[PROBLEM REQUIREMENTS]
Your task is to reproduce the material exactly.
============
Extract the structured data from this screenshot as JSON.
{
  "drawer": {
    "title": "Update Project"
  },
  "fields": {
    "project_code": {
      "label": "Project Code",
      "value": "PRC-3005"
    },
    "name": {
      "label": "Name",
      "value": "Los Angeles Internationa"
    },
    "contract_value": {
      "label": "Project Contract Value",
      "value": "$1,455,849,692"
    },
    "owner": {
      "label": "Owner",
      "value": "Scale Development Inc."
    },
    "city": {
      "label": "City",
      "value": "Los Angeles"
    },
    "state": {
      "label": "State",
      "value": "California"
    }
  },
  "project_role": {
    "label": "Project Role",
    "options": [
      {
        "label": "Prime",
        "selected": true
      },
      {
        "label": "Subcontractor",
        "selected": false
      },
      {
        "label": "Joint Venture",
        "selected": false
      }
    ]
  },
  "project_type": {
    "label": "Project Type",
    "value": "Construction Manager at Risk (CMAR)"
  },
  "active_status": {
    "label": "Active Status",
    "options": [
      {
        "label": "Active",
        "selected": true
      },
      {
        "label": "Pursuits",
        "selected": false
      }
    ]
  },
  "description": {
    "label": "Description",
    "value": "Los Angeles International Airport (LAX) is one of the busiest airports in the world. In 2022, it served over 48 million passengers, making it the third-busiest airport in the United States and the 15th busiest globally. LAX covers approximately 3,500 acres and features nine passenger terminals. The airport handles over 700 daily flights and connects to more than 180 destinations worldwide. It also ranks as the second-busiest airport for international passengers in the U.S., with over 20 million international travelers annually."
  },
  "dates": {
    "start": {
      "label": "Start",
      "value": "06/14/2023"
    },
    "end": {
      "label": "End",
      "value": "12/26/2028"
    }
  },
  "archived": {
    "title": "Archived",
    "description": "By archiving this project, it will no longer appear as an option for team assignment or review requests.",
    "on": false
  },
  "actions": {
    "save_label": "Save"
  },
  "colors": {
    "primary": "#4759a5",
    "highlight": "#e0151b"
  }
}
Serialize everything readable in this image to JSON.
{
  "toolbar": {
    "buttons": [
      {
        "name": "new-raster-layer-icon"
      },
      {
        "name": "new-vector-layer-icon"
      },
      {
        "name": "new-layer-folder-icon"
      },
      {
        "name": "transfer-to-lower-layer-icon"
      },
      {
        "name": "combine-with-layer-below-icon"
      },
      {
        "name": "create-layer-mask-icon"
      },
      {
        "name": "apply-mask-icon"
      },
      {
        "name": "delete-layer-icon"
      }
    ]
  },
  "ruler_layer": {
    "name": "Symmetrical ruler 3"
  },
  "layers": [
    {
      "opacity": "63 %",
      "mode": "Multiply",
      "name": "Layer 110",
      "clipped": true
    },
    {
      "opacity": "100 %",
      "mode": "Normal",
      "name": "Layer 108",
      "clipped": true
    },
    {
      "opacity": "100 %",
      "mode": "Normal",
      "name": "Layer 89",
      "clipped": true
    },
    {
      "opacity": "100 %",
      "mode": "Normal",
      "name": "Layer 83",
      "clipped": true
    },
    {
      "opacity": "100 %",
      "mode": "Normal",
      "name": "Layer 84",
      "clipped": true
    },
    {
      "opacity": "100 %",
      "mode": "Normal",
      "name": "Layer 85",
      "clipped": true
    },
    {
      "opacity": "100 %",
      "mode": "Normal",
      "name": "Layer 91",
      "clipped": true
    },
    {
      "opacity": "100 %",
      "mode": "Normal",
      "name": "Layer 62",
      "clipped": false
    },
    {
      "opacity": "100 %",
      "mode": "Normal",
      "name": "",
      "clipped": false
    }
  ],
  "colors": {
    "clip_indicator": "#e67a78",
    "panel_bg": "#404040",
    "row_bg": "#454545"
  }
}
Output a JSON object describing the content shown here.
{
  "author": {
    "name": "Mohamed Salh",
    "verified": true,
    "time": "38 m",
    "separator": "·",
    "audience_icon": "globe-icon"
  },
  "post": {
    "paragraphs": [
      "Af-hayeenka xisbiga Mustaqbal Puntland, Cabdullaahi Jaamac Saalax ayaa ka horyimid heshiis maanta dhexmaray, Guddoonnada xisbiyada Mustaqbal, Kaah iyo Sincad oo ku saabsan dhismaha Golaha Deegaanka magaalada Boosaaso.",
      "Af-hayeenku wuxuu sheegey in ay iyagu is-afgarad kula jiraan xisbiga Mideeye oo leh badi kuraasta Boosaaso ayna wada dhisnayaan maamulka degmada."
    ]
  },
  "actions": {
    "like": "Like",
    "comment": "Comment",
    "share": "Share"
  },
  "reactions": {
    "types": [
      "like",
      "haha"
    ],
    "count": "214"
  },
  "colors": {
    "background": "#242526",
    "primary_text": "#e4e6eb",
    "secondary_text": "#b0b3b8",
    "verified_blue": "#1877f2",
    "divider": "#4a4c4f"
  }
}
============
[ANSWER]
Extract the structured data from this screenshot as JSON.
{
  "drawer": {
    "title": "Update Project"
  },
  "fields": {
    "project_code": {
      "label": "Project Code",
      "value": "PRC-3005"
    },
    "name": {
      "label": "Name",
      "value": "Los Angeles Internationa"
    },
    "contract_value": {
      "label": "Project Contract Value",
      "value": "$1,455,849,692"
    },
    "owner": {
      "label": "Owner",
      "value": "Scale Development Inc."
    },
    "city": {
      "label": "City",
      "value": "Los Angeles"
    },
    "state": {
      "label": "State",
      "value": "California"
    }
  },
  "project_role": {
    "label": "Project Role",
    "options": [
      {
        "label": "Prime",
        "selected": true
      },
      {
        "label": "Subcontractor",
        "selected": false
      },
      {
        "label": "Joint Venture",
        "selected": false
      }
    ]
  },
  "project_type": {
    "label": "Project Type",
    "value": "Construction Manager at Risk (CMAR)"
  },
  "active_status": {
    "label": "Active Status",
    "options": [
      {
        "label": "Active",
        "selected": true
      },
      {
        "label": "Pursuits",
        "selected": false
      }
    ]
  },
  "description": {
    "label": "Description",
    "value": "Los Angeles International Airport (LAX) is one of the busiest airports in the world. In 2022, it served over 48 million passengers, making it the third-busiest airport in the United States and the 15th busiest globally. LAX covers approximately 3,500 acres and features nine passenger terminals. The airport handles over 700 daily flights and connects to more than 180 destinations worldwide. It also ranks as the second-busiest airport for international passengers in the U.S., with over 20 million international travelers annually."
  },
  "dates": {
    "start": {
      "label": "Start",
      "value": "06/14/2023"
    },
    "end": {
      "label": "End",
      "value": "12/26/2028"
    }
  },
  "archived": {
    "title": "Archived",
    "description": "By archiving this project, it will no longer appear as an option for team assignment or review requests.",
    "on": false
  },
  "actions": {
    "save_label": "Save"
  },
  "colors": {
    "primary": "#4759a5",
    "highlight": "#e0151b"
  }
}
Serialize everything readable in this image to JSON.
{
  "toolbar": {
    "buttons": [
      {
        "name": "new-raster-layer-icon"
      },
      {
        "name": "new-vector-layer-icon"
      },
      {
        "name": "new-layer-folder-icon"
      },
      {
        "name": "transfer-to-lower-layer-icon"
      },
      {
        "name": "combine-with-layer-below-icon"
      },
      {
        "name": "create-layer-mask-icon"
      },
      {
        "name": "apply-mask-icon"
      },
      {
        "name": "delete-layer-icon"
      }
    ]
  },
  "ruler_layer": {
    "name": "Symmetrical ruler 3"
  },
  "layers": [
    {
      "opacity": "63 %",
      "mode": "Multiply",
      "name": "Layer 110",
      "clipped": true
    },
    {
      "opacity": "100 %",
      "mode": "Normal",
      "name": "Layer 108",
      "clipped": true
    },
    {
      "opacity": "100 %",
      "mode": "Normal",
      "name": "Layer 89",
      "clipped": true
    },
    {
      "opacity": "100 %",
      "mode": "Normal",
      "name": "Layer 83",
      "clipped": true
    },
    {
      "opacity": "100 %",
      "mode": "Normal",
      "name": "Layer 84",
      "clipped": true
    },
    {
      "opacity": "100 %",
      "mode": "Normal",
      "name": "Layer 85",
      "clipped": true
    },
    {
      "opacity": "100 %",
      "mode": "Normal",
      "name": "Layer 91",
      "clipped": true
    },
    {
      "opacity": "100 %",
      "mode": "Normal",
      "name": "Layer 62",
      "clipped": false
    },
    {
      "opacity": "100 %",
      "mode": "Normal",
      "name": "",
      "clipped": false
    }
  ],
  "colors": {
    "clip_indicator": "#e67a78",
    "panel_bg": "#404040",
    "row_bg": "#454545"
  }
}
Output a JSON object describing the content shown here.
{
  "author": {
    "name": "Mohamed Salh",
    "verified": true,
    "time": "38 m",
    "separator": "·",
    "audience_icon": "globe-icon"
  },
  "post": {
    "paragraphs": [
      "Af-hayeenka xisbiga Mustaqbal Puntland, Cabdullaahi Jaamac Saalax ayaa ka horyimid heshiis maanta dhexmaray, Guddoonnada xisbiyada Mustaqbal, Kaah iyo Sincad oo ku saabsan dhismaha Golaha Deegaanka magaalada Boosaaso.",
      "Af-hayeenku wuxuu sheegey in ay iyagu is-afgarad kula jiraan xisbiga Mideeye oo leh badi kuraasta Boosaaso ayna wada dhisnayaan maamulka degmada."
    ]
  },
  "actions": {
    "like": "Like",
    "comment": "Comment",
    "share": "Share"
  },
  "reactions": {
    "types": [
      "like",
      "haha"
    ],
    "count": "214"
  },
  "colors": {
    "background": "#242526",
    "primary_text": "#e4e6eb",
    "secondary_text": "#b0b3b8",
    "verified_blue": "#1877f2",
    "divider": "#4a4c4f"
  }
}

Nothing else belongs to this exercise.